§ **Task directions**:
Leave out the images and repeat the listing below without a single change.
★ ★ ★ ★ ★
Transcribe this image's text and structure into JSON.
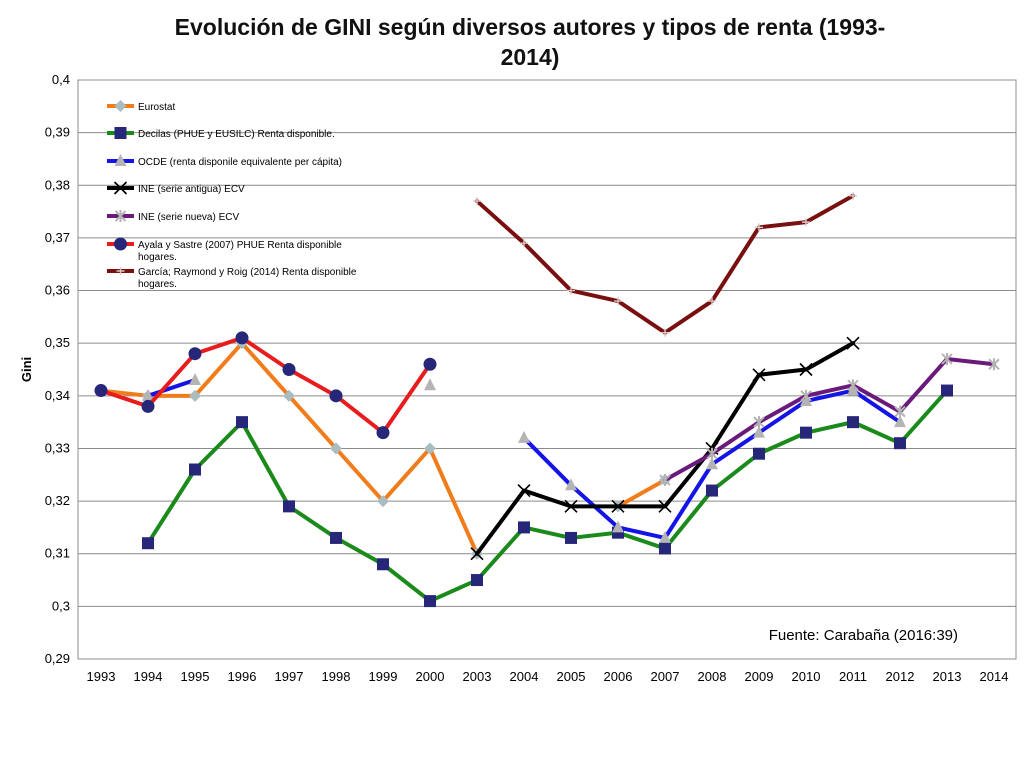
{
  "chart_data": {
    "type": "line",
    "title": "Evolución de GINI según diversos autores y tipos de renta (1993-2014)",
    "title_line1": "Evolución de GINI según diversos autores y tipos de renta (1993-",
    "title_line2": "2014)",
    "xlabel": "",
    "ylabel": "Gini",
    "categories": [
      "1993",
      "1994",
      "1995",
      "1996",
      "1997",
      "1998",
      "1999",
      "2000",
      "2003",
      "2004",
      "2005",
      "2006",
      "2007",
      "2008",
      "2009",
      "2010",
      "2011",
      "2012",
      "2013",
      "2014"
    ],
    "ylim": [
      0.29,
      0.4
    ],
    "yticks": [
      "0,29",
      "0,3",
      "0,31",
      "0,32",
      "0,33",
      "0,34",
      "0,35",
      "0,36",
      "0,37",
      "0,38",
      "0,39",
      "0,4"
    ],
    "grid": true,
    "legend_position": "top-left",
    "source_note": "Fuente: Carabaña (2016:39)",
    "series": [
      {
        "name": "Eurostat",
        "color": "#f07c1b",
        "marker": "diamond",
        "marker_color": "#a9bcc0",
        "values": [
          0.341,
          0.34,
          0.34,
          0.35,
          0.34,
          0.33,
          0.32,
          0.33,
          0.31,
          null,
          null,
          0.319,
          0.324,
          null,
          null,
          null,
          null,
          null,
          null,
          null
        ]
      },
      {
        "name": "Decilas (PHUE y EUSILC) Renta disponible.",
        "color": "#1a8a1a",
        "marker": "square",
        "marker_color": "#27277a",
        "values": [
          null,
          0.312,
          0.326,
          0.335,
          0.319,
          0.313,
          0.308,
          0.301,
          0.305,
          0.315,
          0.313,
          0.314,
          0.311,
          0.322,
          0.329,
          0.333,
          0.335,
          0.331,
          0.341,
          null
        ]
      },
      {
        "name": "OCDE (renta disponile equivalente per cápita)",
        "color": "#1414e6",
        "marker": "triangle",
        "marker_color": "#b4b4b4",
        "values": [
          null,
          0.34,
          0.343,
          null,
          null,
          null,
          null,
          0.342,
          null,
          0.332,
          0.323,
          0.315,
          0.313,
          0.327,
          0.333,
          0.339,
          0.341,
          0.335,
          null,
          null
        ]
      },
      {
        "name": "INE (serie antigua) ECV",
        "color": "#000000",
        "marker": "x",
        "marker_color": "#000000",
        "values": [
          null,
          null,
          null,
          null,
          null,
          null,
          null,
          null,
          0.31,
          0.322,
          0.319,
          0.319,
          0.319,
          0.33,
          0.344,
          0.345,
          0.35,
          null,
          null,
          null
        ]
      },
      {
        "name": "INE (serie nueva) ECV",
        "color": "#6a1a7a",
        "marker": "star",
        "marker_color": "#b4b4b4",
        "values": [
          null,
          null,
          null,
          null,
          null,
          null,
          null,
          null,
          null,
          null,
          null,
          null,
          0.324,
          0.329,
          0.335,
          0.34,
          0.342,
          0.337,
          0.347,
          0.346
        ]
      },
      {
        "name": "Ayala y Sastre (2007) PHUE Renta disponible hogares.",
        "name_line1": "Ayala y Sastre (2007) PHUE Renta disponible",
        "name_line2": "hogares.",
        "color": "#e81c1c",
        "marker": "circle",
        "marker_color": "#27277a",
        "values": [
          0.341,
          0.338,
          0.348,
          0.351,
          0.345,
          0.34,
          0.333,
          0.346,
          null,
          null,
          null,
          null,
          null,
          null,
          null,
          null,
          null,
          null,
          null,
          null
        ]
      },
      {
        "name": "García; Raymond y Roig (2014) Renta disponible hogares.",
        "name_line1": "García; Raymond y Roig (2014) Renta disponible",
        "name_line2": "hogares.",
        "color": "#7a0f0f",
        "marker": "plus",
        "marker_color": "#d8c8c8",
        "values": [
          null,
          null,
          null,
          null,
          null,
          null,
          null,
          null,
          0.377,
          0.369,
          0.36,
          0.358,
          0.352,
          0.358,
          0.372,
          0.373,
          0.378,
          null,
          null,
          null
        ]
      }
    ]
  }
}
★ ★ ★ ★ ★
§ **Problem solution**:
Transcribe this image's text and structure into JSON.
{
  "chart_data": {
    "type": "line",
    "title": "Evolución de GINI según diversos autores y tipos de renta (1993-2014)",
    "title_line1": "Evolución de GINI según diversos autores y tipos de renta (1993-",
    "title_line2": "2014)",
    "xlabel": "",
    "ylabel": "Gini",
    "categories": [
      "1993",
      "1994",
      "1995",
      "1996",
      "1997",
      "1998",
      "1999",
      "2000",
      "2003",
      "2004",
      "2005",
      "2006",
      "2007",
      "2008",
      "2009",
      "2010",
      "2011",
      "2012",
      "2013",
      "2014"
    ],
    "ylim": [
      0.29,
      0.4
    ],
    "yticks": [
      "0,29",
      "0,3",
      "0,31",
      "0,32",
      "0,33",
      "0,34",
      "0,35",
      "0,36",
      "0,37",
      "0,38",
      "0,39",
      "0,4"
    ],
    "grid": true,
    "legend_position": "top-left",
    "source_note": "Fuente: Carabaña (2016:39)",
    "series": [
      {
        "name": "Eurostat",
        "color": "#f07c1b",
        "marker": "diamond",
        "marker_color": "#a9bcc0",
        "values": [
          0.341,
          0.34,
          0.34,
          0.35,
          0.34,
          0.33,
          0.32,
          0.33,
          0.31,
          null,
          null,
          0.319,
          0.324,
          null,
          null,
          null,
          null,
          null,
          null,
          null
        ]
      },
      {
        "name": "Decilas (PHUE y EUSILC) Renta disponible.",
        "color": "#1a8a1a",
        "marker": "square",
        "marker_color": "#27277a",
        "values": [
          null,
          0.312,
          0.326,
          0.335,
          0.319,
          0.313,
          0.308,
          0.301,
          0.305,
          0.315,
          0.313,
          0.314,
          0.311,
          0.322,
          0.329,
          0.333,
          0.335,
          0.331,
          0.341,
          null
        ]
      },
      {
        "name": "OCDE (renta disponile equivalente per cápita)",
        "color": "#1414e6",
        "marker": "triangle",
        "marker_color": "#b4b4b4",
        "values": [
          null,
          0.34,
          0.343,
          null,
          null,
          null,
          null,
          0.342,
          null,
          0.332,
          0.323,
          0.315,
          0.313,
          0.327,
          0.333,
          0.339,
          0.341,
          0.335,
          null,
          null
        ]
      },
      {
        "name": "INE (serie antigua) ECV",
        "color": "#000000",
        "marker": "x",
        "marker_color": "#000000",
        "values": [
          null,
          null,
          null,
          null,
          null,
          null,
          null,
          null,
          0.31,
          0.322,
          0.319,
          0.319,
          0.319,
          0.33,
          0.344,
          0.345,
          0.35,
          null,
          null,
          null
        ]
      },
      {
        "name": "INE (serie nueva) ECV",
        "color": "#6a1a7a",
        "marker": "star",
        "marker_color": "#b4b4b4",
        "values": [
          null,
          null,
          null,
          null,
          null,
          null,
          null,
          null,
          null,
          null,
          null,
          null,
          0.324,
          0.329,
          0.335,
          0.34,
          0.342,
          0.337,
          0.347,
          0.346
        ]
      },
      {
        "name": "Ayala y Sastre (2007) PHUE Renta disponible hogares.",
        "name_line1": "Ayala y Sastre (2007) PHUE Renta disponible",
        "name_line2": "hogares.",
        "color": "#e81c1c",
        "marker": "circle",
        "marker_color": "#27277a",
        "values": [
          0.341,
          0.338,
          0.348,
          0.351,
          0.345,
          0.34,
          0.333,
          0.346,
          null,
          null,
          null,
          null,
          null,
          null,
          null,
          null,
          null,
          null,
          null,
          null
        ]
      },
      {
        "name": "García; Raymond y Roig (2014) Renta disponible hogares.",
        "name_line1": "García; Raymond y Roig (2014) Renta disponible",
        "name_line2": "hogares.",
        "color": "#7a0f0f",
        "marker": "plus",
        "marker_color": "#d8c8c8",
        "values": [
          null,
          null,
          null,
          null,
          null,
          null,
          null,
          null,
          0.377,
          0.369,
          0.36,
          0.358,
          0.352,
          0.358,
          0.372,
          0.373,
          0.378,
          null,
          null,
          null
        ]
      }
    ]
  }
}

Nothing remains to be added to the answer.